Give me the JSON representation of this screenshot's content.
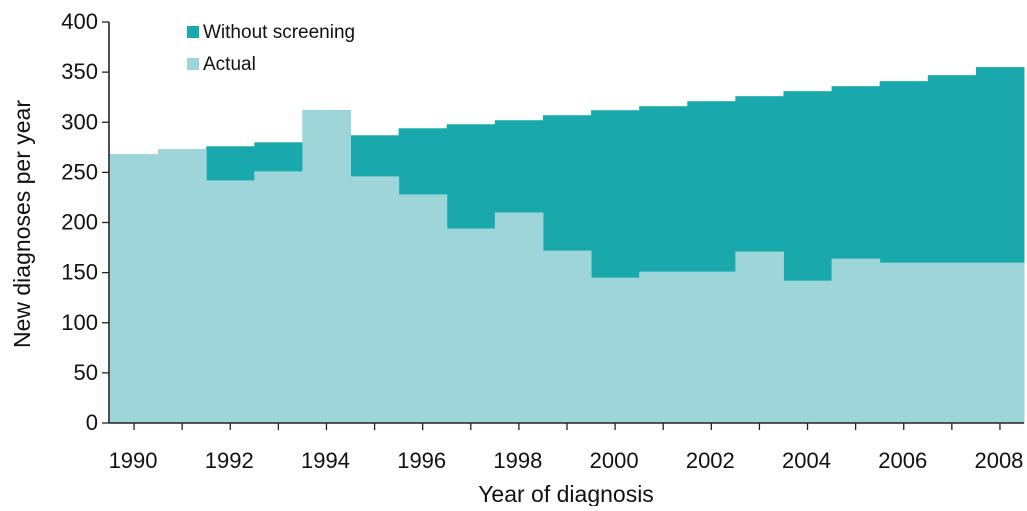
{
  "chart_data": {
    "type": "area",
    "title": "",
    "xlabel": "Year of diagnosis",
    "ylabel": "New diagnoses per year",
    "ylim": [
      0,
      400
    ],
    "yticks": [
      0,
      50,
      100,
      150,
      200,
      250,
      300,
      350,
      400
    ],
    "xticks": [
      "1990",
      "1992",
      "1994",
      "1996",
      "1998",
      "2000",
      "2002",
      "2004",
      "2006",
      "2008"
    ],
    "x": [
      "1990",
      "1991",
      "1992",
      "1993",
      "1994",
      "1995",
      "1996",
      "1997",
      "1998",
      "1999",
      "2000",
      "2001",
      "2002",
      "2003",
      "2004",
      "2005",
      "2006",
      "2007",
      "2008"
    ],
    "series": [
      {
        "name": "Without screening",
        "color": "#19a9ad",
        "values": [
          268,
          273,
          276,
          280,
          312,
          287,
          294,
          298,
          302,
          307,
          312,
          316,
          321,
          326,
          331,
          336,
          341,
          347,
          355
        ]
      },
      {
        "name": "Actual",
        "color": "#9dd5d8",
        "values": [
          268,
          273,
          242,
          251,
          312,
          246,
          228,
          194,
          210,
          172,
          145,
          151,
          151,
          171,
          142,
          164,
          160,
          160,
          160
        ]
      }
    ],
    "legend_position": "top-left",
    "grid": false
  }
}
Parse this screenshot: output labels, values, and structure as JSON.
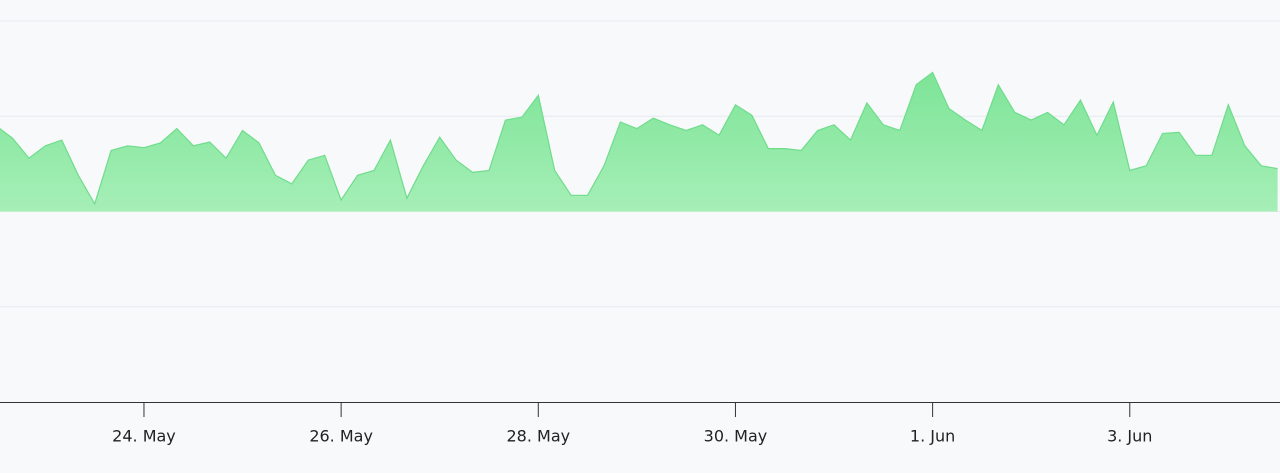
{
  "chart_data": {
    "type": "area",
    "categories": [
      null,
      null,
      null,
      null,
      null,
      null,
      null,
      null,
      null,
      "24. May",
      null,
      null,
      null,
      null,
      null,
      null,
      null,
      null,
      null,
      null,
      null,
      "26. May",
      null,
      null,
      null,
      null,
      null,
      null,
      null,
      null,
      null,
      null,
      null,
      "28. May",
      null,
      null,
      null,
      null,
      null,
      null,
      null,
      null,
      null,
      null,
      null,
      "30. May",
      null,
      null,
      null,
      null,
      null,
      null,
      null,
      null,
      null,
      null,
      null,
      "1. Jun",
      null,
      null,
      null,
      null,
      null,
      null,
      null,
      null,
      null,
      null,
      null,
      "3. Jun",
      null,
      null,
      null,
      null,
      null,
      null,
      null,
      null,
      null
    ],
    "values": [
      0.9,
      0.77,
      0.56,
      0.69,
      0.75,
      0.38,
      0.08,
      0.64,
      0.69,
      0.67,
      0.72,
      0.87,
      0.69,
      0.73,
      0.56,
      0.85,
      0.72,
      0.38,
      0.29,
      0.54,
      0.59,
      0.12,
      0.38,
      0.43,
      0.75,
      0.14,
      0.48,
      0.78,
      0.54,
      0.41,
      0.43,
      0.96,
      0.99,
      1.22,
      0.43,
      0.17,
      0.17,
      0.48,
      0.94,
      0.87,
      0.98,
      0.91,
      0.85,
      0.91,
      0.8,
      1.12,
      1.01,
      0.66,
      0.66,
      0.64,
      0.85,
      0.91,
      0.75,
      1.14,
      0.91,
      0.85,
      1.33,
      1.46,
      1.08,
      0.96,
      0.85,
      1.33,
      1.04,
      0.96,
      1.04,
      0.91,
      1.17,
      0.8,
      1.15,
      0.43,
      0.48,
      0.82,
      0.83,
      0.59,
      0.59,
      1.12,
      0.69,
      0.48,
      0.45
    ],
    "color": "#6fdc8c",
    "ylim": [
      -2,
      2
    ],
    "ygrid": [
      -1,
      0,
      1,
      2
    ]
  }
}
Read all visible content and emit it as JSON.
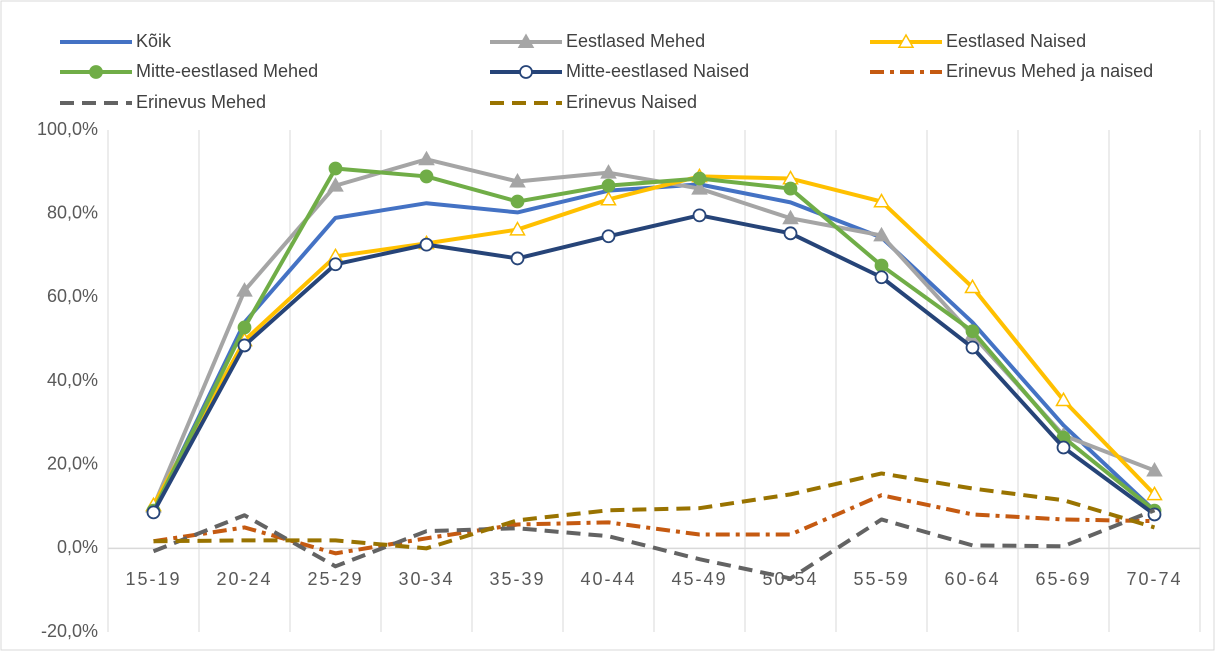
{
  "chart_data": {
    "type": "line",
    "categories": [
      "15-19",
      "20-24",
      "25-29",
      "30-34",
      "35-39",
      "40-44",
      "45-49",
      "50-54",
      "55-59",
      "60-64",
      "65-69",
      "70-74"
    ],
    "ylim": [
      -20,
      100
    ],
    "yticks": [
      {
        "value": -20,
        "label": "-20,0%"
      },
      {
        "value": 0,
        "label": "0,0%"
      },
      {
        "value": 20,
        "label": "20,0%"
      },
      {
        "value": 40,
        "label": "40,0%"
      },
      {
        "value": 60,
        "label": "60,0%"
      },
      {
        "value": 80,
        "label": "80,0%"
      },
      {
        "value": 100,
        "label": "100,0%"
      }
    ],
    "xgrid": true,
    "ygrid": false,
    "legend": "top",
    "series": [
      {
        "name": "Kõik",
        "color": "#4472c4",
        "marker": "none",
        "dash": "solid",
        "values": [
          9,
          54,
          79,
          82.5,
          80.3,
          85.5,
          87,
          82.7,
          74.3,
          54,
          29.4,
          9
        ]
      },
      {
        "name": "Eestlased Mehed",
        "color": "#a5a5a5",
        "marker": "triangle",
        "dash": "solid",
        "values": [
          10,
          61.6,
          86.7,
          93,
          87.7,
          89.8,
          86,
          78.9,
          74.8,
          51,
          27,
          18.6
        ]
      },
      {
        "name": "Eestlased Naised",
        "color": "#ffc000",
        "marker": "open-triangle",
        "dash": "solid",
        "values": [
          10.3,
          49.7,
          69.8,
          72.9,
          76.2,
          83.4,
          88.9,
          88.4,
          82.9,
          62.4,
          35.4,
          12.9
        ]
      },
      {
        "name": "Mitte-eestlased Mehed",
        "color": "#70ad47",
        "marker": "circle",
        "dash": "solid",
        "values": [
          9,
          52.8,
          90.8,
          88.9,
          82.9,
          86.7,
          88.4,
          86,
          67.6,
          51.9,
          26.5,
          9
        ]
      },
      {
        "name": "Mitte-eestlased Naised",
        "color": "#264478",
        "marker": "open-circle",
        "dash": "solid",
        "values": [
          8.6,
          48.5,
          67.9,
          72.6,
          69.3,
          74.6,
          79.6,
          75.3,
          64.8,
          48,
          24.1,
          8.1
        ]
      },
      {
        "name": "Erinevus Mehed ja naised",
        "color": "#c55a11",
        "marker": "none",
        "dash": "dash-dot",
        "values": [
          1.7,
          5,
          -1.2,
          2.4,
          5.7,
          6.2,
          3.3,
          3.3,
          12.7,
          8.1,
          6.9,
          6.5
        ]
      },
      {
        "name": "Erinevus Mehed",
        "color": "#636363",
        "marker": "none",
        "dash": "dash",
        "values": [
          -0.7,
          7.9,
          -4.3,
          4.1,
          4.8,
          2.9,
          -2.6,
          -7.2,
          6.9,
          0.7,
          0.5,
          9.1
        ]
      },
      {
        "name": "Erinevus Naised",
        "color": "#997300",
        "marker": "none",
        "dash": "dash",
        "values": [
          1.7,
          1.9,
          1.9,
          0,
          6.7,
          9.1,
          9.6,
          12.9,
          17.9,
          14.3,
          11.5,
          5
        ]
      }
    ]
  }
}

----

Repeat the data exactly in full, omitting its pictures.

**Answer to this problem**
Give me the JSON representation of this screenshot's content.
{
  "chart_data": {
    "type": "area",
    "title": "",
    "xlabel": "Year of diagnosis",
    "ylabel": "New diagnoses per year",
    "ylim": [
      0,
      400
    ],
    "yticks": [
      0,
      50,
      100,
      150,
      200,
      250,
      300,
      350,
      400
    ],
    "xticks": [
      "1990",
      "1992",
      "1994",
      "1996",
      "1998",
      "2000",
      "2002",
      "2004",
      "2006",
      "2008"
    ],
    "x": [
      "1990",
      "1991",
      "1992",
      "1993",
      "1994",
      "1995",
      "1996",
      "1997",
      "1998",
      "1999",
      "2000",
      "2001",
      "2002",
      "2003",
      "2004",
      "2005",
      "2006",
      "2007",
      "2008"
    ],
    "series": [
      {
        "name": "Without screening",
        "color": "#19a9ad",
        "values": [
          268,
          273,
          276,
          280,
          312,
          287,
          294,
          298,
          302,
          307,
          312,
          316,
          321,
          326,
          331,
          336,
          341,
          347,
          355
        ]
      },
      {
        "name": "Actual",
        "color": "#9dd5d8",
        "values": [
          268,
          273,
          242,
          251,
          312,
          246,
          228,
          194,
          210,
          172,
          145,
          151,
          151,
          171,
          142,
          164,
          160,
          160,
          160
        ]
      }
    ],
    "legend_position": "top-left",
    "grid": false
  }
}
Parse this screenshot: output labels, values, and structure as JSON.
{
  "chart_data": {
    "type": "area",
    "categories": [
      null,
      null,
      null,
      null,
      null,
      null,
      null,
      null,
      null,
      "24. May",
      null,
      null,
      null,
      null,
      null,
      null,
      null,
      null,
      null,
      null,
      null,
      "26. May",
      null,
      null,
      null,
      null,
      null,
      null,
      null,
      null,
      null,
      null,
      null,
      "28. May",
      null,
      null,
      null,
      null,
      null,
      null,
      null,
      null,
      null,
      null,
      null,
      "30. May",
      null,
      null,
      null,
      null,
      null,
      null,
      null,
      null,
      null,
      null,
      null,
      "1. Jun",
      null,
      null,
      null,
      null,
      null,
      null,
      null,
      null,
      null,
      null,
      null,
      "3. Jun",
      null,
      null,
      null,
      null,
      null,
      null,
      null,
      null,
      null
    ],
    "values": [
      0.9,
      0.77,
      0.56,
      0.69,
      0.75,
      0.38,
      0.08,
      0.64,
      0.69,
      0.67,
      0.72,
      0.87,
      0.69,
      0.73,
      0.56,
      0.85,
      0.72,
      0.38,
      0.29,
      0.54,
      0.59,
      0.12,
      0.38,
      0.43,
      0.75,
      0.14,
      0.48,
      0.78,
      0.54,
      0.41,
      0.43,
      0.96,
      0.99,
      1.22,
      0.43,
      0.17,
      0.17,
      0.48,
      0.94,
      0.87,
      0.98,
      0.91,
      0.85,
      0.91,
      0.8,
      1.12,
      1.01,
      0.66,
      0.66,
      0.64,
      0.85,
      0.91,
      0.75,
      1.14,
      0.91,
      0.85,
      1.33,
      1.46,
      1.08,
      0.96,
      0.85,
      1.33,
      1.04,
      0.96,
      1.04,
      0.91,
      1.17,
      0.8,
      1.15,
      0.43,
      0.48,
      0.82,
      0.83,
      0.59,
      0.59,
      1.12,
      0.69,
      0.48,
      0.45
    ],
    "color": "#6fdc8c",
    "ylim": [
      -2,
      2
    ],
    "ygrid": [
      -1,
      0,
      1,
      2
    ]
  }
}
Read all visible content and emit it as JSON.
{
  "chart_data": {
    "type": "line",
    "categories": [
      "15-19",
      "20-24",
      "25-29",
      "30-34",
      "35-39",
      "40-44",
      "45-49",
      "50-54",
      "55-59",
      "60-64",
      "65-69",
      "70-74"
    ],
    "ylim": [
      -20,
      100
    ],
    "yticks": [
      {
        "value": -20,
        "label": "-20,0%"
      },
      {
        "value": 0,
        "label": "0,0%"
      },
      {
        "value": 20,
        "label": "20,0%"
      },
      {
        "value": 40,
        "label": "40,0%"
      },
      {
        "value": 60,
        "label": "60,0%"
      },
      {
        "value": 80,
        "label": "80,0%"
      },
      {
        "value": 100,
        "label": "100,0%"
      }
    ],
    "xgrid": true,
    "ygrid": false,
    "legend": "top",
    "series": [
      {
        "name": "Kõik",
        "color": "#4472c4",
        "marker": "none",
        "dash": "solid",
        "values": [
          9,
          54,
          79,
          82.5,
          80.3,
          85.5,
          87,
          82.7,
          74.3,
          54,
          29.4,
          9
        ]
      },
      {
        "name": "Eestlased Mehed",
        "color": "#a5a5a5",
        "marker": "triangle",
        "dash": "solid",
        "values": [
          10,
          61.6,
          86.7,
          93,
          87.7,
          89.8,
          86,
          78.9,
          74.8,
          51,
          27,
          18.6
        ]
      },
      {
        "name": "Eestlased Naised",
        "color": "#ffc000",
        "marker": "open-triangle",
        "dash": "solid",
        "values": [
          10.3,
          49.7,
          69.8,
          72.9,
          76.2,
          83.4,
          88.9,
          88.4,
          82.9,
          62.4,
          35.4,
          12.9
        ]
      },
      {
        "name": "Mitte-eestlased Mehed",
        "color": "#70ad47",
        "marker": "circle",
        "dash": "solid",
        "values": [
          9,
          52.8,
          90.8,
          88.9,
          82.9,
          86.7,
          88.4,
          86,
          67.6,
          51.9,
          26.5,
          9
        ]
      },
      {
        "name": "Mitte-eestlased Naised",
        "color": "#264478",
        "marker": "open-circle",
        "dash": "solid",
        "values": [
          8.6,
          48.5,
          67.9,
          72.6,
          69.3,
          74.6,
          79.6,
          75.3,
          64.8,
          48,
          24.1,
          8.1
        ]
      },
      {
        "name": "Erinevus Mehed ja naised",
        "color": "#c55a11",
        "marker": "none",
        "dash": "dash-dot",
        "values": [
          1.7,
          5,
          -1.2,
          2.4,
          5.7,
          6.2,
          3.3,
          3.3,
          12.7,
          8.1,
          6.9,
          6.5
        ]
      },
      {
        "name": "Erinevus Mehed",
        "color": "#636363",
        "marker": "none",
        "dash": "dash",
        "values": [
          -0.7,
          7.9,
          -4.3,
          4.1,
          4.8,
          2.9,
          -2.6,
          -7.2,
          6.9,
          0.7,
          0.5,
          9.1
        ]
      },
      {
        "name": "Erinevus Naised",
        "color": "#997300",
        "marker": "none",
        "dash": "dash",
        "values": [
          1.7,
          1.9,
          1.9,
          0,
          6.7,
          9.1,
          9.6,
          12.9,
          17.9,
          14.3,
          11.5,
          5
        ]
      }
    ]
  }
}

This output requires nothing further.